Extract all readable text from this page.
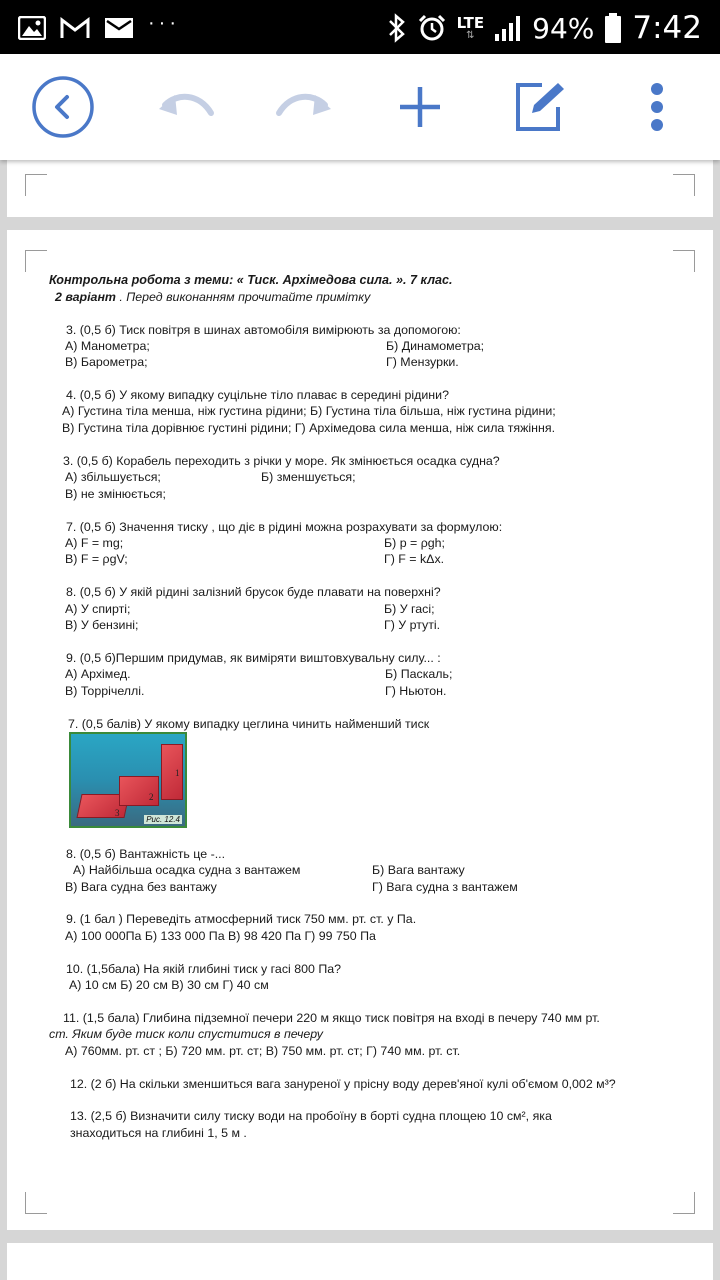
···	LTE
⇅ 94% 7:42
Контрольна робота з теми: « Тиск. Архімедова сила. ». 7 клас.
2 варіант . Перед виконанням прочитайте примітку
3. (0,5 б) Тиск повітря в шинах автомобіля вимірюють за допомогою:
А) Манометра;	Б) Динамометра;
В) Барометра;	Г) Мензурки.
4. (0,5 б) У якому випадку суцільне тіло плаває в середині рідини?
А) Густина тіла менша, ніж густина рідини; Б) Густина тіла більша, ніж густина рідини;
В) Густина тіла дорівнює густині рідини; Г) Архімедова сила менша, ніж сила тяжіння.
3. (0,5 б) Корабель переходить з річки у море. Як змінюється осадка судна?
А) збільшується;	Б) зменшується;
В) не змінюється;
7. (0,5 б) Значення тиску , що діє в рідині можна розрахувати за формулою:
А) F = mg;	Б) p = ρgh;
В) F = ρgV;	Г) F = kΔx.
8. (0,5 б) У якій рідині залізний брусок буде плавати на поверхні?
А) У спирті;	Б) У гасі;
В) У бензині;	Г) У ртуті.
9. (0,5 б)Першим придумав, як виміряти виштовхувальну силу... :
А) Архімед.	Б) Паскаль;
В) Торрічеллі.	Г) Ньютон.
7. (0,5 балів) У якому випадку цеглина чинить найменший тиск
1
2
3
Рис. 12.4
8. (0,5 б) Вантажність це -...
А) Найбільша осадка судна з вантажем	Б) Вага вантажу
В) Вага судна без вантажу	Г) Вага судна з вантажем
9. (1 бал ) Переведіть атмосферний тиск 750 мм. рт. ст. у Па.
А) 100 000Па Б) 133 000 Па В) 98 420 Па Г) 99 750 Па
10. (1,5бала) На якій глибині тиск у гасі 800 Па?
А) 10 см Б) 20 см В) 30 см Г) 40 см
11. (1,5 бала) Глибина підземної печери 220 м якщо тиск повітря на вході в печеру 740 мм рт.
ст. Яким буде тиск коли спуститися в печеру
А) 760мм. рт. ст ; Б) 720 мм. рт. ст; В) 750 мм. рт. ст; Г) 740 мм. рт. ст.
12. (2 б) На скільки зменшиться вага зануреної у прісну воду дерев'яної кулі об'ємом 0,002 м³?
13. (2,5 б) Визначити силу тиску води на пробоїну в борті судна площею 10 см², яка
знаходиться на глибині 1, 5 м .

PROBLEM REQUIREMENTS
Pictures are excluded; output everything else in the data verbatim.

REPLY TO THE TASK
Extract all readable text from this page.
···	LTE
⇅ 94% 7:42
Контрольна робота з теми: « Тиск. Архімедова сила. ». 7 клас.
2 варіант . Перед виконанням прочитайте примітку
3. (0,5 б) Тиск повітря в шинах автомобіля вимірюють за допомогою:
А) Манометра;	Б) Динамометра;
В) Барометра;	Г) Мензурки.
4. (0,5 б) У якому випадку суцільне тіло плаває в середині рідини?
А) Густина тіла менша, ніж густина рідини; Б) Густина тіла більша, ніж густина рідини;
В) Густина тіла дорівнює густині рідини; Г) Архімедова сила менша, ніж сила тяжіння.
3. (0,5 б) Корабель переходить з річки у море. Як змінюється осадка судна?
А) збільшується;	Б) зменшується;
В) не змінюється;
7. (0,5 б) Значення тиску , що діє в рідині можна розрахувати за формулою:
А) F = mg;	Б) p = ρgh;
В) F = ρgV;	Г) F = kΔx.
8. (0,5 б) У якій рідині залізний брусок буде плавати на поверхні?
А) У спирті;	Б) У гасі;
В) У бензині;	Г) У ртуті.
9. (0,5 б)Першим придумав, як виміряти виштовхувальну силу... :
А) Архімед.	Б) Паскаль;
В) Торрічеллі.	Г) Ньютон.
7. (0,5 балів) У якому випадку цеглина чинить найменший тиск
1
2
3
Рис. 12.4
8. (0,5 б) Вантажність це -...
А) Найбільша осадка судна з вантажем	Б) Вага вантажу
В) Вага судна без вантажу	Г) Вага судна з вантажем
9. (1 бал ) Переведіть атмосферний тиск 750 мм. рт. ст. у Па.
А) 100 000Па Б) 133 000 Па В) 98 420 Па Г) 99 750 Па
10. (1,5бала) На якій глибині тиск у гасі 800 Па?
А) 10 см Б) 20 см В) 30 см Г) 40 см
11. (1,5 бала) Глибина підземної печери 220 м якщо тиск повітря на вході в печеру 740 мм рт.
ст. Яким буде тиск коли спуститися в печеру
А) 760мм. рт. ст ; Б) 720 мм. рт. ст; В) 750 мм. рт. ст; Г) 740 мм. рт. ст.
12. (2 б) На скільки зменшиться вага зануреної у прісну воду дерев'яної кулі об'ємом 0,002 м³?
13. (2,5 б) Визначити силу тиску води на пробоїну в борті судна площею 10 см², яка
знаходиться на глибині 1, 5 м .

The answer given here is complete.